**GIVEN REQUEST**
Name every kind of device that the SALT interview mentions as a place where these applications can run.

**PASSAGE PROVIDED**
==================================================

Rob Kassel, Product Marketing Manager of Emerging Technologies, SpeechWorks; and Albert Kooiman, Director of Business Development, Philips.
Q What are your goals with SALT?
A-Kassel SpeechWorks sees multimodal applications, which combine speech input and output with graphical displays, as an emerging market for our speech recognition and text-to-speech technologies. We are working with several partners on projects to realize the powerful, ubiquitous information access that multimodal applications promise. We expect the SALT specification will provide a standard means of writing multimodal applications that run on a wide variety of devices, both existing and new, thus speeding development while encouraging adoption.
A-Kooiman The SALT Forum aims to create a an open, royalty-free, platform-independent specification to extend existing Web markup languages (in particular HTML and XHTML) for speech input and output in telephony and multimodal applications. These applications run on a wide variety of devices, from traditional servers to handhelds such as mobile phones or PDAs.
For Philips, the SALT specification furthermore serves its goal by setting a standard for building solutions that not only uses existing and widely adopted Internet standards for application creation and system integration, but also allows Philips to deploy advanced Natural Language Processing (NLP) concepts, like natural language. With NLP, people can speak spontaneously, hesitate and correct themselves, instead of having to stick to a fixed sequence in the sentence spoken. Users can also take advantage of natural dialogue, whereby people are not forced into fixed menus and can take initiative to define the flow of the dialogue.
Q VoiceXML is currently being supported by many companies, why was the development of SALT necessary?
A-Kassel The SALT specification is designed specifically to work harmoniously with other markup languages that will be used in multimodal applications. This allows SALT developers to seamlessly blend speech interfaces with visual interfaces.

==================================================

**DATASET EXCERPTS**
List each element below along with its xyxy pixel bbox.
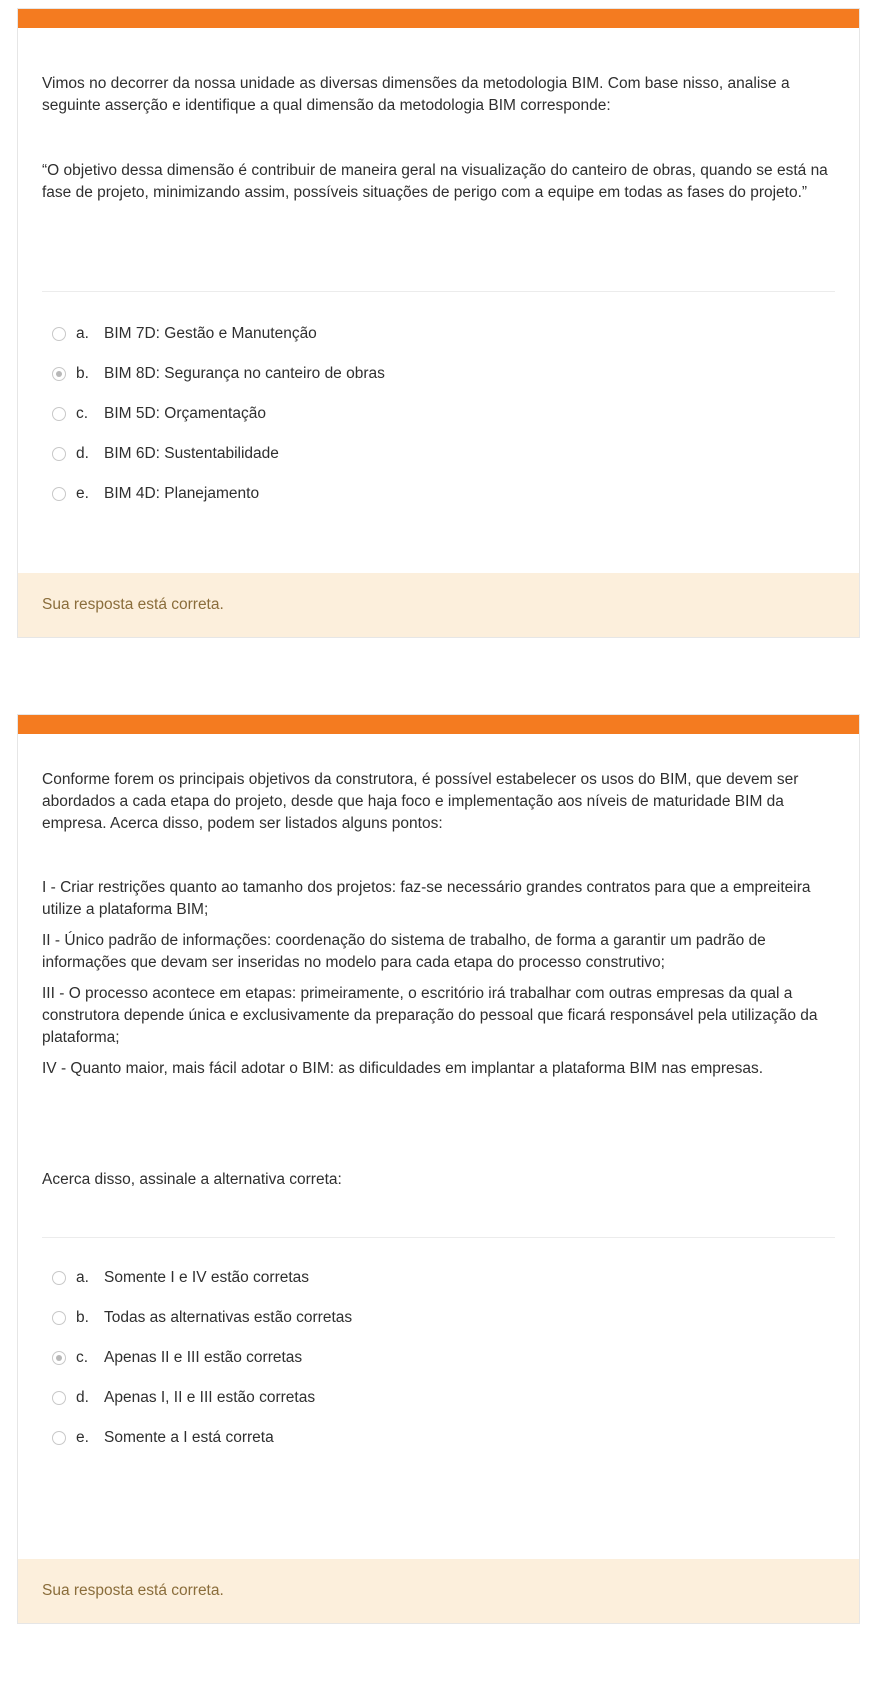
- answer-text: Apenas II e III estão corretas: [104, 1349, 303, 1366]
- question-intro: Vimos no decorrer da nossa unidade as diversas dimensões da metodologia BIM. Com base nisso, analise a seguinte asserção e identifique a qual dimensão da metodologia BIM corresponde:: [42, 75, 790, 114]
- answer-text: Somente I e IV estão corretas: [104, 1269, 310, 1286]
- question-prompt-block: [18, 1169, 366, 1191]
- answer-options: [52, 314, 385, 514]
- answer-option-b[interactable]: b. Todas as alternativas estão corretas: [52, 1298, 352, 1338]
- radio-button[interactable]: [52, 407, 66, 421]
- answer-text: BIM 7D: Gestão e Manutenção: [104, 325, 317, 342]
- answer-text: Todas as alternativas estão corretas: [104, 1309, 353, 1326]
- radio-button[interactable]: [52, 1271, 66, 1285]
- answer-option-d[interactable]: d. BIM 6D: Sustentabilidade: [52, 434, 385, 474]
- question-prompt: Acerca disso, assinale a alternativa correta:: [42, 1171, 342, 1188]
- radio-button[interactable]: [52, 1311, 66, 1325]
- answer-option-c[interactable]: c. Apenas II e III estão corretas: [52, 1338, 352, 1378]
- question-card-2: [17, 714, 860, 1624]
- answer-option-a[interactable]: a. Somente I e IV estão corretas: [52, 1258, 352, 1298]
- answer-options: [52, 1258, 352, 1458]
- answer-option-d[interactable]: d. Apenas I, II e III estão corretas: [52, 1378, 352, 1418]
- answer-text: BIM 4D: Planejamento: [104, 485, 260, 502]
- radio-button[interactable]: [52, 1431, 66, 1445]
- statement-4: IV - Quanto maior, mais fácil adotar o BIM: as dificuldades em implantar a plataforma BIM nas empresas.: [42, 1060, 764, 1077]
- radio-button[interactable]: [52, 327, 66, 341]
- radio-button-selected[interactable]: [52, 367, 66, 381]
- answer-text: BIM 6D: Sustentabilidade: [104, 445, 279, 462]
- question-card-1: [17, 8, 860, 638]
- answer-text: BIM 8D: Segurança no canteiro de obras: [104, 365, 385, 382]
- answer-option-c[interactable]: c. BIM 5D: Orçamentação: [52, 394, 385, 434]
- answer-option-a[interactable]: a. BIM 7D: Gestão e Manutenção: [52, 314, 385, 354]
- question-quote: “O objetivo dessa dimensão é contribuir de maneira geral na visualização do canteiro de obras, quando se está na fase de projeto, minimizando assim, possíveis situações de perigo com a equipe em todas as fases do projeto.”: [42, 162, 828, 201]
- answer-text: Somente a I está correta: [104, 1429, 274, 1446]
- statement-3: III - O processo acontece em etapas: primeiramente, o escritório irá trabalhar com outras empresas da qual a construtora depende única e exclusivamente da preparação do pessoal que ficará responsável pela utilização da plataforma;: [42, 985, 818, 1046]
- question-intro: Conforme forem os principais objetivos da construtora, é possível estabelecer os usos do BIM, que devem ser abordados a cada etapa do projeto, desde que haja foco e implementação aos níveis de maturidade BIM da empresa. Acerca disso, podem ser listados alguns pontos:: [42, 771, 799, 832]
- radio-button[interactable]: [52, 1391, 66, 1405]
- feedback-correct: Sua resposta está correta.: [18, 573, 859, 637]
- radio-button[interactable]: [52, 447, 66, 461]
- statement-2: II - Único padrão de informações: coordenação do sistema de trabalho, de forma a garantir um padrão de informações que devam ser inseridas no modelo para cada etapa do processo construtivo;: [42, 932, 766, 971]
- divider: [42, 1237, 835, 1238]
- answer-text: Apenas I, II e III estão corretas: [104, 1389, 316, 1406]
- answer-text: BIM 5D: Orçamentação: [104, 405, 266, 422]
- statement-list: [18, 877, 859, 1080]
- divider: [42, 291, 835, 292]
- question-text: [18, 73, 859, 117]
- question-header-bar: [18, 9, 859, 28]
- question-text: [18, 769, 859, 835]
- answer-option-e[interactable]: e. Somente a I está correta: [52, 1418, 352, 1458]
- feedback-correct: Sua resposta está correta.: [18, 1559, 859, 1623]
- radio-button[interactable]: [52, 487, 66, 501]
- answer-option-b[interactable]: b. BIM 8D: Segurança no canteiro de obras: [52, 354, 385, 394]
- answer-option-e[interactable]: e. BIM 4D: Planejamento: [52, 474, 385, 514]
- statement-1: I - Criar restrições quanto ao tamanho dos projetos: faz-se necessário grandes contratos para que a empreiteira utilize a plataforma BIM;: [42, 879, 811, 918]
- radio-button-selected[interactable]: [52, 1351, 66, 1365]
- question-quote-block: [18, 160, 859, 204]
- question-header-bar: [18, 715, 859, 734]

==================================================

**RESPONSE TO THIS TASK**
- Traditional servers
- Handhelds
- Mobile phones
- PDAs